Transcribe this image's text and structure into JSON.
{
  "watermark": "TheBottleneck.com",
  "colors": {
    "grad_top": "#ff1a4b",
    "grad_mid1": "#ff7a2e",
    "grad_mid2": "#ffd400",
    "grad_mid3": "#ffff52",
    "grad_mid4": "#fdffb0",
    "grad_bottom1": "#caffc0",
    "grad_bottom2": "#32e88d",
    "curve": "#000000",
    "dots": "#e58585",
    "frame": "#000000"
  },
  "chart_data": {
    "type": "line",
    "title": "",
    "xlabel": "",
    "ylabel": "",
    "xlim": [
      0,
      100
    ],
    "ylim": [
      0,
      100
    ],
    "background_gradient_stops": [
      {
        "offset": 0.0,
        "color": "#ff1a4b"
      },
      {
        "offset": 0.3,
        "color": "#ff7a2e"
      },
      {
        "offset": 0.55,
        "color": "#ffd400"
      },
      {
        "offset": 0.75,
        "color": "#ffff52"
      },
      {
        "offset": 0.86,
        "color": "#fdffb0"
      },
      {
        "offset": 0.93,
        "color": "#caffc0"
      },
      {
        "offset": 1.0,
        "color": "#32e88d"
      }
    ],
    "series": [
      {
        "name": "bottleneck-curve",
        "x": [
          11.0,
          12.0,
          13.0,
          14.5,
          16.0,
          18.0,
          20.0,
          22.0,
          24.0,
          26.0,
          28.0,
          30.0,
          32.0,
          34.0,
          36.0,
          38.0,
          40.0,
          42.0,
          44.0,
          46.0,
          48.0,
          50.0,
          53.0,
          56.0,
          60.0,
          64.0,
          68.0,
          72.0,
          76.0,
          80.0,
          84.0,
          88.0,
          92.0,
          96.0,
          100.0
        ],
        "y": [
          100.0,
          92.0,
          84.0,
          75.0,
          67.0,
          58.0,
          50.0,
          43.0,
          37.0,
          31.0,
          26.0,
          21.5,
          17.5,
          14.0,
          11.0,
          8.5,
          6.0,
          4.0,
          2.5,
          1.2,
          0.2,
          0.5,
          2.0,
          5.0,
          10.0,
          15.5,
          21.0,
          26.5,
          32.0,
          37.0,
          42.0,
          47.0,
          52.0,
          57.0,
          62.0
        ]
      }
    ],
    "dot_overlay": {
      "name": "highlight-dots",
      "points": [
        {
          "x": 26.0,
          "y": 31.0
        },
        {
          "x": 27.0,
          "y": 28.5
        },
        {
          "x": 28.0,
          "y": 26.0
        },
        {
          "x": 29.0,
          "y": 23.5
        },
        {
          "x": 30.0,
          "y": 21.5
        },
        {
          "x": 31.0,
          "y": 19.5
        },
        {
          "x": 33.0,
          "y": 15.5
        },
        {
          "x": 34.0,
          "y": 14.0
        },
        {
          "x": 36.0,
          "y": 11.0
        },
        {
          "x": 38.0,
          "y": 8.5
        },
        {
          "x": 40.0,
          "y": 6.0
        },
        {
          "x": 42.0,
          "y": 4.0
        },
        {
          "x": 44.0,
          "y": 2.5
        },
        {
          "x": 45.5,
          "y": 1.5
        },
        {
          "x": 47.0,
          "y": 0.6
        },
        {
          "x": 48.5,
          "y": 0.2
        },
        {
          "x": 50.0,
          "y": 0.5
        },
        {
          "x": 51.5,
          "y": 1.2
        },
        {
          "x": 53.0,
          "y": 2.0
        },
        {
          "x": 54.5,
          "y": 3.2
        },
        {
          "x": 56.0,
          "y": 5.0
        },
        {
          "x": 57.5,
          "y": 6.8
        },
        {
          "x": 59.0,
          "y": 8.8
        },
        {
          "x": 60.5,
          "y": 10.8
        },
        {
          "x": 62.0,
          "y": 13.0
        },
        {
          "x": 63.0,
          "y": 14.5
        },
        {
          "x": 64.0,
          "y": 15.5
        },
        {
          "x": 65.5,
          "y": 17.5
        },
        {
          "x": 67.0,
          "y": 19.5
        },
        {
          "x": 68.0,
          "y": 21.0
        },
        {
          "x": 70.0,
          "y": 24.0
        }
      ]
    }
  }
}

**Aim of the task:**
Examine the records and pull out every line where the string "curve" occurs.

**Response:**
    "curve": "#000000",
        "name": "bottleneck-curve",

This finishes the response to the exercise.